[YOUR GOAL]
From the listing below, pick out each line with the word "background".

[STORED RECORDS]

__________________________________________________

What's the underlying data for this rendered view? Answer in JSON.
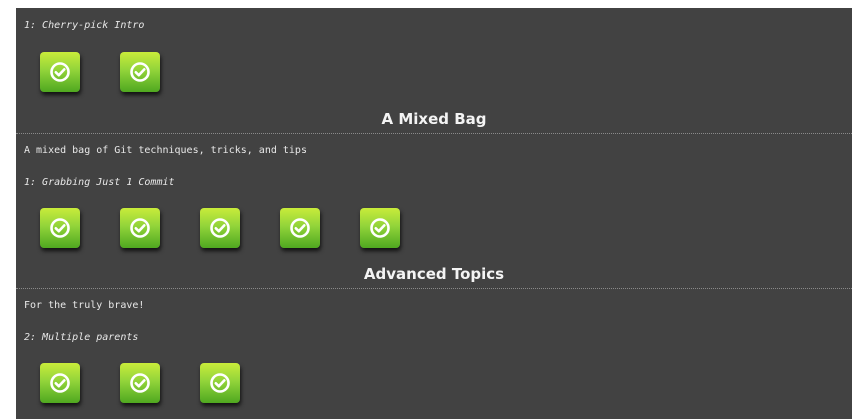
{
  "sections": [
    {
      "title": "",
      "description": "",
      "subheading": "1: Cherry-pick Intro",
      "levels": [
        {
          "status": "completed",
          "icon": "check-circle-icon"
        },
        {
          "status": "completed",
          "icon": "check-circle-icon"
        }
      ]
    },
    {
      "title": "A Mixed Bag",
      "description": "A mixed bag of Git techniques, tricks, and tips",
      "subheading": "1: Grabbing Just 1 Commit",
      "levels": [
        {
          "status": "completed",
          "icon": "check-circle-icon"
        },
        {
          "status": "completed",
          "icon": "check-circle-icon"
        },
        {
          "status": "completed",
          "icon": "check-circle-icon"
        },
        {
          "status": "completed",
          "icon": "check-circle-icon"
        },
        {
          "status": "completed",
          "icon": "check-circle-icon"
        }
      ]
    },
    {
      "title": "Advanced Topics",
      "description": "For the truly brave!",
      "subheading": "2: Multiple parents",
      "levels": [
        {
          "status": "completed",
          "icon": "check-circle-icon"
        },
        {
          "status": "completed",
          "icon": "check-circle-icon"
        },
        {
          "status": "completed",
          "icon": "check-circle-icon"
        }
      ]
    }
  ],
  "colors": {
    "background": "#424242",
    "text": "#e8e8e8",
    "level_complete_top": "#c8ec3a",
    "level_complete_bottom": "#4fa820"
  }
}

__________________________________________________

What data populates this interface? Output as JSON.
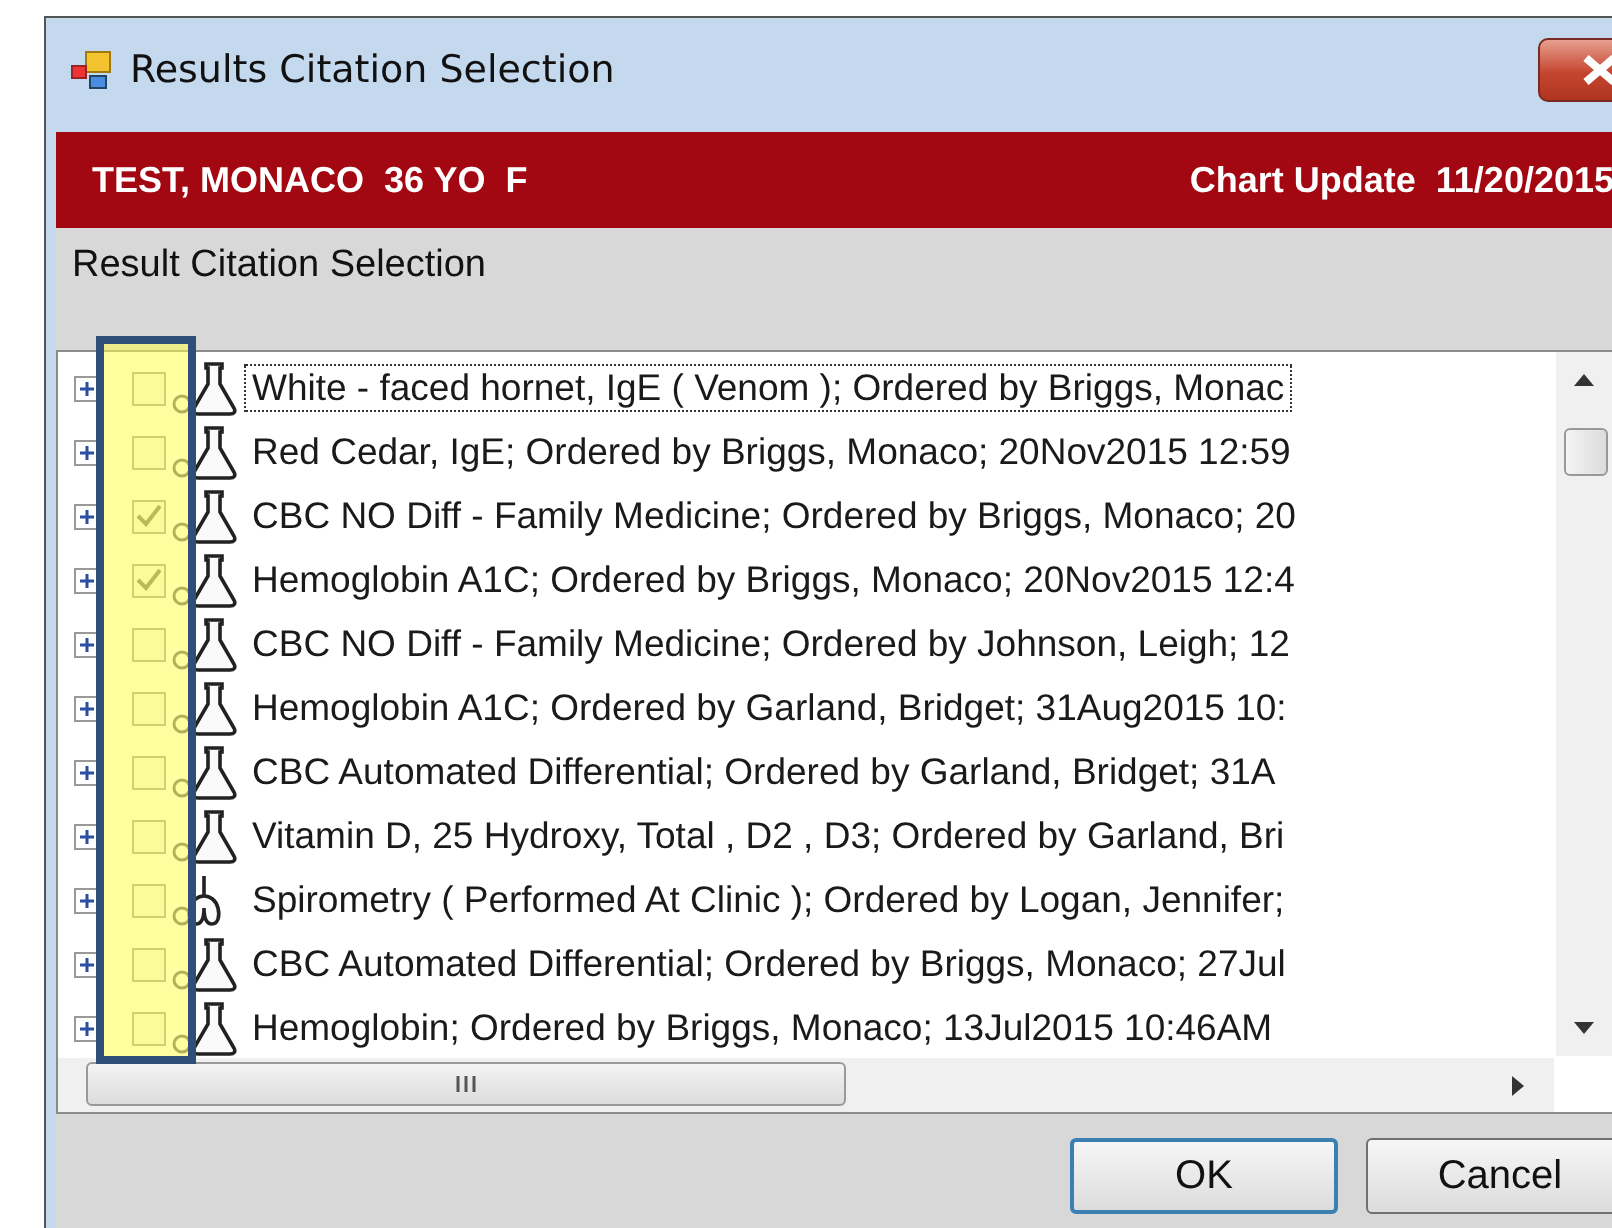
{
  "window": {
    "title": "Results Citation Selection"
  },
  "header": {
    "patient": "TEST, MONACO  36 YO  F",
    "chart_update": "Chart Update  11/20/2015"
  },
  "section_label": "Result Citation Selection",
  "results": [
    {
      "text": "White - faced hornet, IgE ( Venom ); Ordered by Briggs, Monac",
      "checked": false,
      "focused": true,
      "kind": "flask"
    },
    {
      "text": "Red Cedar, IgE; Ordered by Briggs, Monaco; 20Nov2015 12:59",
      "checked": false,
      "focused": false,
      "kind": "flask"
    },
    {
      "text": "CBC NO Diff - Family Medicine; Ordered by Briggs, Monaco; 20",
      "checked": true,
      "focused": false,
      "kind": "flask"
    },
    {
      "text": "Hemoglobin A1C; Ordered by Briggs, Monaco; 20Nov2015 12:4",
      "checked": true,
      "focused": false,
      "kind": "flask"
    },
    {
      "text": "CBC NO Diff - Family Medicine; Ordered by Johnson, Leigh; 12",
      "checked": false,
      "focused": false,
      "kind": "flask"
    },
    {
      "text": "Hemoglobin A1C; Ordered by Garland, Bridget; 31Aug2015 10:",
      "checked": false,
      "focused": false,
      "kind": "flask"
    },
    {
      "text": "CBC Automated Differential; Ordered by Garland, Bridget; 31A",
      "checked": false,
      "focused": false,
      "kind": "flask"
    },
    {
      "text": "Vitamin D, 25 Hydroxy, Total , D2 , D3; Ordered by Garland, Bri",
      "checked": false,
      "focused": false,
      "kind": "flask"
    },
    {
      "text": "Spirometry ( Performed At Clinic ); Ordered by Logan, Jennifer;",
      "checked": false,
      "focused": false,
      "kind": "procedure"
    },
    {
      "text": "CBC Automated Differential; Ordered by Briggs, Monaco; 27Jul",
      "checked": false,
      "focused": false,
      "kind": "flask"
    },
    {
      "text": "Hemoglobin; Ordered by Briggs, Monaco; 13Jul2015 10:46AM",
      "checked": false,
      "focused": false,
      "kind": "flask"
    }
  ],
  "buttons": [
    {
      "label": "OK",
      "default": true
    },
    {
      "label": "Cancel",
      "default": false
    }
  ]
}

__________________________________________________

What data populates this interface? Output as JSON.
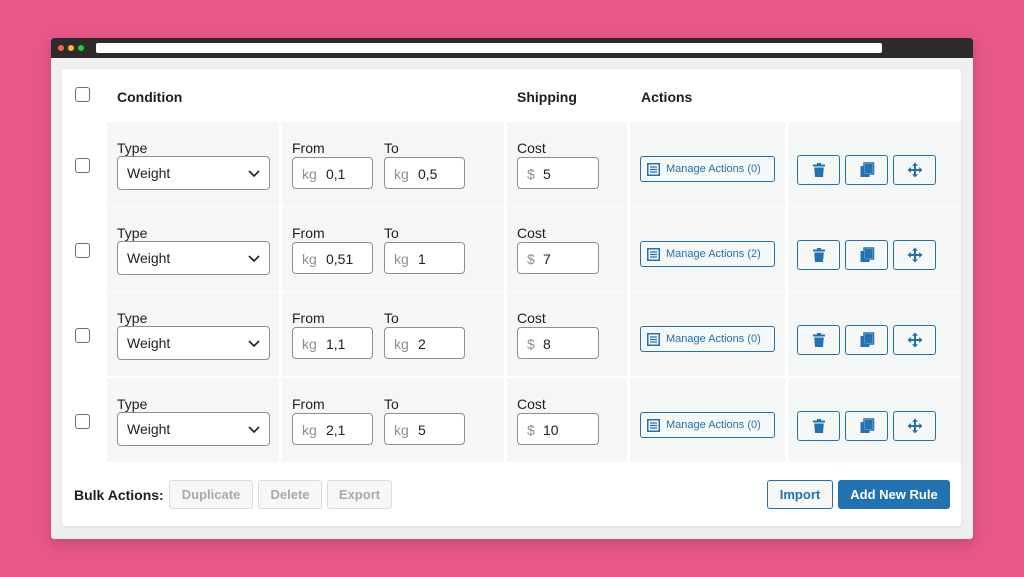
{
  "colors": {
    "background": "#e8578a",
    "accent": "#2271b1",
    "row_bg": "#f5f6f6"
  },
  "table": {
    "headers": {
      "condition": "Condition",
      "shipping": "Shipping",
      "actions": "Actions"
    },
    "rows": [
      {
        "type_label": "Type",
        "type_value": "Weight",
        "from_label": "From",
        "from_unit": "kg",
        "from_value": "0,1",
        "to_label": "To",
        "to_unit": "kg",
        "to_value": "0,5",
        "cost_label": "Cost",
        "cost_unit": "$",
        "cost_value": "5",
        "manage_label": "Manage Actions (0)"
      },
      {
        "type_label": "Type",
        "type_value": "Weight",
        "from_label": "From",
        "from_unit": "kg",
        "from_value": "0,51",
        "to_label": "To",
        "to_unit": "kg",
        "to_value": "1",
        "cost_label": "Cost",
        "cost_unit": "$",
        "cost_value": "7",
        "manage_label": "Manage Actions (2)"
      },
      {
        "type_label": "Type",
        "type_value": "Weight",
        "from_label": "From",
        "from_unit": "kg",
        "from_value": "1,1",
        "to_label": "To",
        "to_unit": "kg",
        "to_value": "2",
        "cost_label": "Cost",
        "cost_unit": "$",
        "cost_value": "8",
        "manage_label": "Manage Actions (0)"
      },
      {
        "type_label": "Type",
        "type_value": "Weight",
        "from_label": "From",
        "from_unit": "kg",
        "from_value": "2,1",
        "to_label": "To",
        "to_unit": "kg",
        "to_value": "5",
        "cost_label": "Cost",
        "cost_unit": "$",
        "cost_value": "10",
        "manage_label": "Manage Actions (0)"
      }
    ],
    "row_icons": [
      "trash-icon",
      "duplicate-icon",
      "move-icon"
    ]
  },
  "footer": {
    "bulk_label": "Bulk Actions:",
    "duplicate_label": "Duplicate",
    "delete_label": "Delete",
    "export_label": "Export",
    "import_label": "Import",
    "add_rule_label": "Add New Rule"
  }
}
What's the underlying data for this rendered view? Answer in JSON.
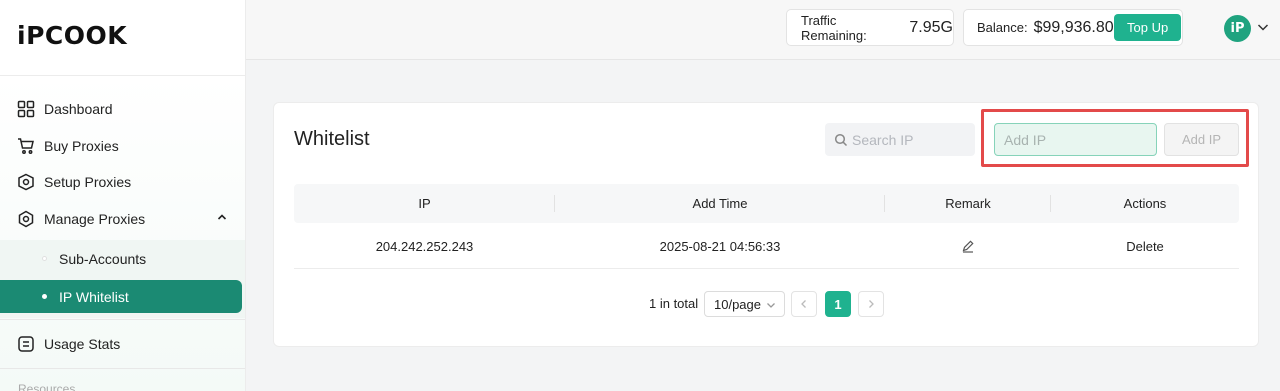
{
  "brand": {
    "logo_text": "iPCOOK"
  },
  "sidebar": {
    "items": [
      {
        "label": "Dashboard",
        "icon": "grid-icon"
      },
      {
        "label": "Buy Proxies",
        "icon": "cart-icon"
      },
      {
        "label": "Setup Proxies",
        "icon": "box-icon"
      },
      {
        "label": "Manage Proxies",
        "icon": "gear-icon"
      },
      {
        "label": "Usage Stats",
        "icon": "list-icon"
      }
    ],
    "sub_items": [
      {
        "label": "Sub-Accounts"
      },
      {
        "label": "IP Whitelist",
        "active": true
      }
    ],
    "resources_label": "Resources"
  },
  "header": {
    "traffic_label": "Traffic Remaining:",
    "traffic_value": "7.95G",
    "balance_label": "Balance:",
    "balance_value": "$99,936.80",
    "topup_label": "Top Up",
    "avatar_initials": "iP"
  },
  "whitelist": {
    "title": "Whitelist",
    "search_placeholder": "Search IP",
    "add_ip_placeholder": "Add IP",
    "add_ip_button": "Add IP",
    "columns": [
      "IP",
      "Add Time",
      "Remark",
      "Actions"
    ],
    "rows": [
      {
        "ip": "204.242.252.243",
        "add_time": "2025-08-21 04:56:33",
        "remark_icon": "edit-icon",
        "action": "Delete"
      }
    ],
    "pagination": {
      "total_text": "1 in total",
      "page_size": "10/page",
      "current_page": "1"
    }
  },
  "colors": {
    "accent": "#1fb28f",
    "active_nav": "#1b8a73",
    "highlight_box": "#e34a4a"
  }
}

__________________________________________________

[RESULT]
    "background": "#424242",
    "background": "#e8578a",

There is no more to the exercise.